Problem to work on: Your answer is a single number: how many lines hold the word "Perbandingan"?

## Start Record list

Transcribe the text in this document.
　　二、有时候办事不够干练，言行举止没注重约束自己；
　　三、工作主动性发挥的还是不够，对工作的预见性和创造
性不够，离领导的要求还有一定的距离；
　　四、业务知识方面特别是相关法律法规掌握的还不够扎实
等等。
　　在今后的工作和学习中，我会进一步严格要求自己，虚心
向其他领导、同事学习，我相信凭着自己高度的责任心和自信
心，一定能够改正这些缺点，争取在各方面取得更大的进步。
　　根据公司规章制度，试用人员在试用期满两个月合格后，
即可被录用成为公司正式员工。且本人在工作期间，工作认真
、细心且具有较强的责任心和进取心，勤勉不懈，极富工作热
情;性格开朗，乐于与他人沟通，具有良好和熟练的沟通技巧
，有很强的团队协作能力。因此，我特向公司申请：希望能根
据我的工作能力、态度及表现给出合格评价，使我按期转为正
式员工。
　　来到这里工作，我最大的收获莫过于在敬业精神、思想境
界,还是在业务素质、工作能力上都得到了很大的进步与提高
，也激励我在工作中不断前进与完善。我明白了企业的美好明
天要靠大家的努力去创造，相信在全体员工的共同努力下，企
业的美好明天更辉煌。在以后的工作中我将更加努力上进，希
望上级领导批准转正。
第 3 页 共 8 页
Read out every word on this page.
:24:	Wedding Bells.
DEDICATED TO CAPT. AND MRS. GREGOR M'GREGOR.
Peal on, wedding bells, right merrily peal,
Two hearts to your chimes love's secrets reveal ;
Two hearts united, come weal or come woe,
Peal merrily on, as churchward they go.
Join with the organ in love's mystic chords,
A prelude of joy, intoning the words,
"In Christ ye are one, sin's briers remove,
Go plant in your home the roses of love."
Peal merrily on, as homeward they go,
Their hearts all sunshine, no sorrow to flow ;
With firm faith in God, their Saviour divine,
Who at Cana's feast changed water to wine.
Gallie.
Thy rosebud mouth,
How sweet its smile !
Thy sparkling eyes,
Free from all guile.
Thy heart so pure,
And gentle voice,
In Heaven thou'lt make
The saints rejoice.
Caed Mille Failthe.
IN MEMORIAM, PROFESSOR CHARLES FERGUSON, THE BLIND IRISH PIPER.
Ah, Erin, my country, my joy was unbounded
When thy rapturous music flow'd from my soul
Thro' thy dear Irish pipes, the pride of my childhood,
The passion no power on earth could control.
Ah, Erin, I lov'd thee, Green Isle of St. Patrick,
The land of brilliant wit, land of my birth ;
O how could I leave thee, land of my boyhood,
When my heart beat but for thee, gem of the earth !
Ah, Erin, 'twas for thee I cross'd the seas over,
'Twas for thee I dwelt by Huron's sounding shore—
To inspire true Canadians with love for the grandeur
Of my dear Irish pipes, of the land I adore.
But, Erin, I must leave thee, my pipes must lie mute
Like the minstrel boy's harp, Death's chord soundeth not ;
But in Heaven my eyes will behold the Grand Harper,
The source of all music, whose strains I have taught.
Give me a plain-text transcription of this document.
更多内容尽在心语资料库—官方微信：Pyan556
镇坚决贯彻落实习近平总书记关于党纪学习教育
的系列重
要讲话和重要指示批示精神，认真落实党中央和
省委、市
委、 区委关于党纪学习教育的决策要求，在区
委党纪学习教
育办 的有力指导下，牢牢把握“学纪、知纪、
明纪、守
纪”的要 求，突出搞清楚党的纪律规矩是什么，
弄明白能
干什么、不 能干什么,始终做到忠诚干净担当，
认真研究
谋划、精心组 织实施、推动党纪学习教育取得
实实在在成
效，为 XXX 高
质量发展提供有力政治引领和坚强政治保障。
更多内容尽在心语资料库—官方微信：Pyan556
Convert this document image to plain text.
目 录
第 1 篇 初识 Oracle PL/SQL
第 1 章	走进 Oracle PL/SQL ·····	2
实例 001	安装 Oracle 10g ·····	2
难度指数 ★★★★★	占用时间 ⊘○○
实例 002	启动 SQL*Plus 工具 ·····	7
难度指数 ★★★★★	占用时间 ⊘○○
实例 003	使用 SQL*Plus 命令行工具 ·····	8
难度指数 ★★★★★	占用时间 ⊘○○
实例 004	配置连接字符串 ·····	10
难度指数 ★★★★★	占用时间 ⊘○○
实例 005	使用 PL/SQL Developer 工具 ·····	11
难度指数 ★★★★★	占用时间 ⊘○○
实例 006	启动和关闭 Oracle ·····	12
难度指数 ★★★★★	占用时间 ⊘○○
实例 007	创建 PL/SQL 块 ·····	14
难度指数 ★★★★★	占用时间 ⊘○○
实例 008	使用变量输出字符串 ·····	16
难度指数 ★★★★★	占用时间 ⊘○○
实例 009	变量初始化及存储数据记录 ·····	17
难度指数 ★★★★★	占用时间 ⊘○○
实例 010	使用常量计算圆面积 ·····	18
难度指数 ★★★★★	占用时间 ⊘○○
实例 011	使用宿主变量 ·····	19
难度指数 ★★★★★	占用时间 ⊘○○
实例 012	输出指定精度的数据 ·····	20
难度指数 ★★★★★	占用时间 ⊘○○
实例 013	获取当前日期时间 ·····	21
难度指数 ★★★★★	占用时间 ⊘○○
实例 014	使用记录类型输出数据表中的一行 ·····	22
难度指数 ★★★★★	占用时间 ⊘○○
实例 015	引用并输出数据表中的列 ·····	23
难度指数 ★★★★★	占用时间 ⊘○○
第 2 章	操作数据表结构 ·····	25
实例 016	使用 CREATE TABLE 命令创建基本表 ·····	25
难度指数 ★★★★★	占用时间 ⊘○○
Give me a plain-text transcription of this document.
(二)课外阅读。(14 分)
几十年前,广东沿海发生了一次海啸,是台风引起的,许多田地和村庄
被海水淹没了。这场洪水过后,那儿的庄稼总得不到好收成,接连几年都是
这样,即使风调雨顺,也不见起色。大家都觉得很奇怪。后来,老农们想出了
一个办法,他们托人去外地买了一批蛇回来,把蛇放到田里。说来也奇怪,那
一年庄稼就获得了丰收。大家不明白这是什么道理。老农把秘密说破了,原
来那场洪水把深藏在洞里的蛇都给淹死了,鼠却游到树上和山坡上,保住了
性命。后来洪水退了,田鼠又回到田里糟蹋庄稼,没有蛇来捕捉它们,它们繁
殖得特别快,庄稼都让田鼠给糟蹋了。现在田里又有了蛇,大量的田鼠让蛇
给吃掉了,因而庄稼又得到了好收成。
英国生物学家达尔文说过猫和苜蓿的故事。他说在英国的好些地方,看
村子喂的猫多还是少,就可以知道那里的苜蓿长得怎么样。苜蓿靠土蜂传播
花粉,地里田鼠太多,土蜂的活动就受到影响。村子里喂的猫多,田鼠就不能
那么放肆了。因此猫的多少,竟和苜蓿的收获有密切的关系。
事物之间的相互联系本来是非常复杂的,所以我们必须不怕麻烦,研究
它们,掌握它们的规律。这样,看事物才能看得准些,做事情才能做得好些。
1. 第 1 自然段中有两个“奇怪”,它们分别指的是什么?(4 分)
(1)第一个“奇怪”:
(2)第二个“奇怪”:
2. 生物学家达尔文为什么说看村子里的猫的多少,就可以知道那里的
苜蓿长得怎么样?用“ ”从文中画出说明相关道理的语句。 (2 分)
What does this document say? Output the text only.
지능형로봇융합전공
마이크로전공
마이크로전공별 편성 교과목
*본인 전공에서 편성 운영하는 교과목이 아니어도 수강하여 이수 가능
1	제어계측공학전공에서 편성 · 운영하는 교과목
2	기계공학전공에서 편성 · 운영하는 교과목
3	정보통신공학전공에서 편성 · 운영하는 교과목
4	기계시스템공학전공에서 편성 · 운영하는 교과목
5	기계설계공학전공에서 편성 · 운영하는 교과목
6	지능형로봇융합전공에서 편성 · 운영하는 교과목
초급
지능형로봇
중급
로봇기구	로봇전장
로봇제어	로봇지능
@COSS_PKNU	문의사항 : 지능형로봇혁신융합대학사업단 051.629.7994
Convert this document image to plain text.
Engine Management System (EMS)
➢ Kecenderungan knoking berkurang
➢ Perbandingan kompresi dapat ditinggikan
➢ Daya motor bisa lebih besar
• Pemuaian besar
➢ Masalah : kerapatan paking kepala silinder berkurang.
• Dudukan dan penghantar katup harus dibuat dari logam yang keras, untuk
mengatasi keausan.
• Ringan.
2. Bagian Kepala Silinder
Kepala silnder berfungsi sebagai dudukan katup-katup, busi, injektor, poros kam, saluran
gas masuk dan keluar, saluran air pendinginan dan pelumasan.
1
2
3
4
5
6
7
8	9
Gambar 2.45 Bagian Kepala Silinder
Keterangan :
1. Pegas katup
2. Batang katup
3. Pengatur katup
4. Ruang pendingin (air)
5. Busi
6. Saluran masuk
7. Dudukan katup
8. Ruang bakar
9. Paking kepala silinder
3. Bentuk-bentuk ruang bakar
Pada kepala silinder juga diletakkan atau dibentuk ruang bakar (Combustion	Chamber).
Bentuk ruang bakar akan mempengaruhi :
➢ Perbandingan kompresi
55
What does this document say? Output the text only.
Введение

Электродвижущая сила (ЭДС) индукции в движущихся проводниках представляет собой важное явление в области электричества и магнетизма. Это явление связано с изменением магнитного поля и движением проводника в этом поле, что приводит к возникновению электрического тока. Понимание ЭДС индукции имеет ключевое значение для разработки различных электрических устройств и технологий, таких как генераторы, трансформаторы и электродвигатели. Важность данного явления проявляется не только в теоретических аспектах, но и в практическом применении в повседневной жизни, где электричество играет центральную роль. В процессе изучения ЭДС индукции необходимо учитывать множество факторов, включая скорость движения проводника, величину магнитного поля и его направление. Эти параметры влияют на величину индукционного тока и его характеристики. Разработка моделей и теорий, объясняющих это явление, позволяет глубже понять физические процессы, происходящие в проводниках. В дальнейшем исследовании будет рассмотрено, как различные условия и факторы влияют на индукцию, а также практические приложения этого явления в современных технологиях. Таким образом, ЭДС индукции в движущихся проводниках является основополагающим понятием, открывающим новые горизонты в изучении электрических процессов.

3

## End Record list

The completed task: 2